Extract to read →
● ● ● ● ● ● ●
The Seventies: Thursday, February 14, 1974

Photograph: Randolph Hearst press conference outside his house in Hillsborough, after the kidnapping of Patty Hearst, February 14, 1974. (Dave Randolph/San Francisco Chronicle via AP)

Exiled Russian author Aleksandr Solzhenitsyn remains in West Germany. Self-exiled Russian writer Dmitri Panin flew from Paris to be with Solzhenitsyn. Panin reported that Solzhenitsyn is very worried about his family. Many countries have offered Solzhenitsyn a new homeland, but the Russian author refuses to comment about his future plans.

Soviet prosecutors reportedly presented Aleksandr I. Solzhenitsyn with a formal indictment charging him with treason, an offense that could be punished by death, the day before he was deported to West Germany. According to friends of the Soviet author in Moscow, Mr. Solzhenitsyn refused to acknowledge the charge and did not speak again until he was read the decree stripping him of his citizenship and ordering his immediate deportation.

Solzhenitsyn’s lawyer announced that the author will go to Zurich, Switzerland, tomorrow for reasons unknown. Russian nuclear physicist Andrei Sakharov appealed to the outside world for an international investigation of the crimes committed by the Soviet secret police as described in Solzhenitsyn’s “The Gulag Archipelago.” Another Russian scientist, a member of the Soviet Academy of Sciences, agreed with Sakharov.

The Soviet Union today stepped up pressure on the United States to moderate its position for the next round of negotiations aimed at imposing further limits on Soviet and American arsenals of strategic offensive weapons. The talks will begin in five days in Geneva. An authoritative commentary in Pravda today charged that the United States Secretary of Defense James R. Schlesinger, was trying to whip up the arms race by speaking of threats of future Soviet arms superiority. It contended that his argument for increased American defense spending “contradict the spirit of détente and normalization.” The authoritative Communist party newspaper also contended that to exclude American forward‐based air units in Europe, the Mediterranean and Pacific areas, would be tantamount to granting the United States a unilateral advantage unacceptable to the Soviet Union. This is the most forceful language Moscow has used on this point in public.

Ever since the strategic arms talks began in November, 1969, in Helsinki, the Soviet Union and the United States have clashed over the role of these forces and their place in the strategic arms talks. The issue is still at the heart of the negotiating deadlock between Washington and Moscow. The United States considers these air units, consisting of some nuclear‐armed planes in Europe and others aboard aircraft carriers in the Mediterranean and Pacific, as tactical rather than strategic because it counts on them in the defense of Europe to offset Soviet medium- and intermediate-range missiles. But Moscow asserts that they should be considered strategic forces because their planes are capable of launching attacks on the Soviet Union.
● ● ● ● ● ● ●
Information →

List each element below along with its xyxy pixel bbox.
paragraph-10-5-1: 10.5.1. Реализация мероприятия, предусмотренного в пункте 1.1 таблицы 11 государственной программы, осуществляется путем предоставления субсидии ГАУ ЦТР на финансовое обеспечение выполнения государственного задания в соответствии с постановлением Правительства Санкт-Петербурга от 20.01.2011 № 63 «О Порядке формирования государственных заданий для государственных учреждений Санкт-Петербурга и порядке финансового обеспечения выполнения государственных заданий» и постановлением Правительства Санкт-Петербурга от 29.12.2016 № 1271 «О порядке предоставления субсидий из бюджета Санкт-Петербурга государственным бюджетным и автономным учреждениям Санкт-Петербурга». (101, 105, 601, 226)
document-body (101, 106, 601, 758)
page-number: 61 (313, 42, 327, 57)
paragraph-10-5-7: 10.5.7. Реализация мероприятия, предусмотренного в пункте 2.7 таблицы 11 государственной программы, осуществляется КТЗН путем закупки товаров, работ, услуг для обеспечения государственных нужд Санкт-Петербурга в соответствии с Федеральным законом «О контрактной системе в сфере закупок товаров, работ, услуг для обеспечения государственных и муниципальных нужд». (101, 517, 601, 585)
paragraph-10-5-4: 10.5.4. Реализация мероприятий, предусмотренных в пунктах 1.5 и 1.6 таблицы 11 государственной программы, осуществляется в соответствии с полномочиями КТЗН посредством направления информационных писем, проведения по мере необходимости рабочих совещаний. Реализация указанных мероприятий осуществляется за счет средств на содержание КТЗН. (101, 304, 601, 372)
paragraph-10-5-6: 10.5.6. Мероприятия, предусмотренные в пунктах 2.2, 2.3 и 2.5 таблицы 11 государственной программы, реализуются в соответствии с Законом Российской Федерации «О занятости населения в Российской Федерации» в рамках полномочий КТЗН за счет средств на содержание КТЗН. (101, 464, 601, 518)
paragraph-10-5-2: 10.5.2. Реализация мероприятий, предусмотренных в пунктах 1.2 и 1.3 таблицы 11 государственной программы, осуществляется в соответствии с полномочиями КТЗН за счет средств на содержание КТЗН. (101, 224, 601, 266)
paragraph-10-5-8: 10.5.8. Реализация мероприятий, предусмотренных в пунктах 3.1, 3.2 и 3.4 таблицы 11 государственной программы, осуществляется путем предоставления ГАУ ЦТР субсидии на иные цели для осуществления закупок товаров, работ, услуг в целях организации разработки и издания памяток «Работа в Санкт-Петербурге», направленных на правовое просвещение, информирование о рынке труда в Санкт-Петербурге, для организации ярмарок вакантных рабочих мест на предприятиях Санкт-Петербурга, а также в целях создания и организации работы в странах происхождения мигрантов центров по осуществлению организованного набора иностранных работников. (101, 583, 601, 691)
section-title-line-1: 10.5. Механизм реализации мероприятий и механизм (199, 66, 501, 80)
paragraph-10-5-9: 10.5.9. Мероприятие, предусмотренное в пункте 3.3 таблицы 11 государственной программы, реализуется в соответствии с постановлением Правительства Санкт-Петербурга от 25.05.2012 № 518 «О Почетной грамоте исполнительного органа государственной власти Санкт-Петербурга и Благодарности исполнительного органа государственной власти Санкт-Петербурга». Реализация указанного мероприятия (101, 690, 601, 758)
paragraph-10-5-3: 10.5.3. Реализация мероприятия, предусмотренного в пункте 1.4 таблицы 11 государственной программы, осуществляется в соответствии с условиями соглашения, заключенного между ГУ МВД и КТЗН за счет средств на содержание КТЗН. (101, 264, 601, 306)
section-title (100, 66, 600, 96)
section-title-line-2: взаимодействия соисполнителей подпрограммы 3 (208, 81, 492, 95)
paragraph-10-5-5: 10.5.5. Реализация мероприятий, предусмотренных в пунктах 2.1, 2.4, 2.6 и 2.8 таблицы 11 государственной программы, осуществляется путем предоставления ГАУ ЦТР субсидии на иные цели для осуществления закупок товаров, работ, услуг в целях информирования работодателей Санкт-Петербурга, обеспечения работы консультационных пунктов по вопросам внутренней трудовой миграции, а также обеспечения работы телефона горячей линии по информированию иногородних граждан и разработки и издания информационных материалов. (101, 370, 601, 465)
● ● ● ● ● ● ●
Exercises to complete →
a) In the February 14, 1974 news roundup, which writer flew from Paris to be with Solzhenitsyn?
b) Go on with the February 14, 1974 news roundup, picking up right after its final sentence.

Task-by-task outputs →
a) Dmitri Panin, a self-exiled Russian writer.

b)
Secretary of State Kissinger is to confer tomorrow night or Saturday with the Foreign Ministers of Egypt and Saudi Arabia, who are flying here on a special mission. They reportedly want to discuss the possibility of opening talks on troop separation between Syria and Israel. Senior State Department officials said that Foreign Minister Ismail Fahmy of Egypt. and Foreign Minister Omar Saqqaf of Saudi Arabia made the request to meet with Mr. Kissinger at the close of a meeting of four Arab nations in Algiers today. Also participating in the meeting were officials from Syria and Algeria. Mr. Kissinger, who originally planned to fly to Key Biscayne, Florida, tomorrow afternoon to join President Nixon, agreed to the urgent request, the American officials added.

The State Department said that the United States would move with a “sense of urgency” to carry out the decisions made at the 13‐nation Washington energy conference this week. Citing the need to maintain momentum, senior officials said that the first step would be to convene the high‐level “coordinating group,” charged with preparing for a meeting between oil‐producing and oil-consuming nations to discuss a new price structure for oil.

Efforts to reach joint European policies have been paralyzed by the split between France and the eight other Common Market countries at the Washington energy conference. Among the decisions that have been affected by the, split and the uncertainty of the upcoming British elections are policies on relations with the Arabs, regional aid, farm prices and monetary matters.

Madrid police announced the arrest of 14 alleged members of a Basque terrorist organization that has claimed responsibility for the December 20 slayings of Spanish Prime Minister Luis Carrero Blanco. Police said those detained were involved in recent “terrorist acts” in Spain’s northern Basque provinces, but did not directly link them with the fatal bombing of Carrero. The arrests, police added, led them to newly formed groups of the Basque homeland and liberty movement (ETA) on Spanish campuses.

The blast of a massive Northern Ireland guerrilla bomb, estimated to have contained 500 pounds of explosives, rocked the town of Dungannon, shattering dozens of buildings. No one was injured by the explosion, which police blamed on the Irish Republican Army. They said gunmen hijacked a post office truck in the town, about 30 miles southwest of Belfast, loaded it with sacks of explosives and ordered the driver to park it between Dungannon’s police station and post office. But the driver abandoned the truck in the market square and sounded the alarm. The area was evacuated and three hours later the bomb went off.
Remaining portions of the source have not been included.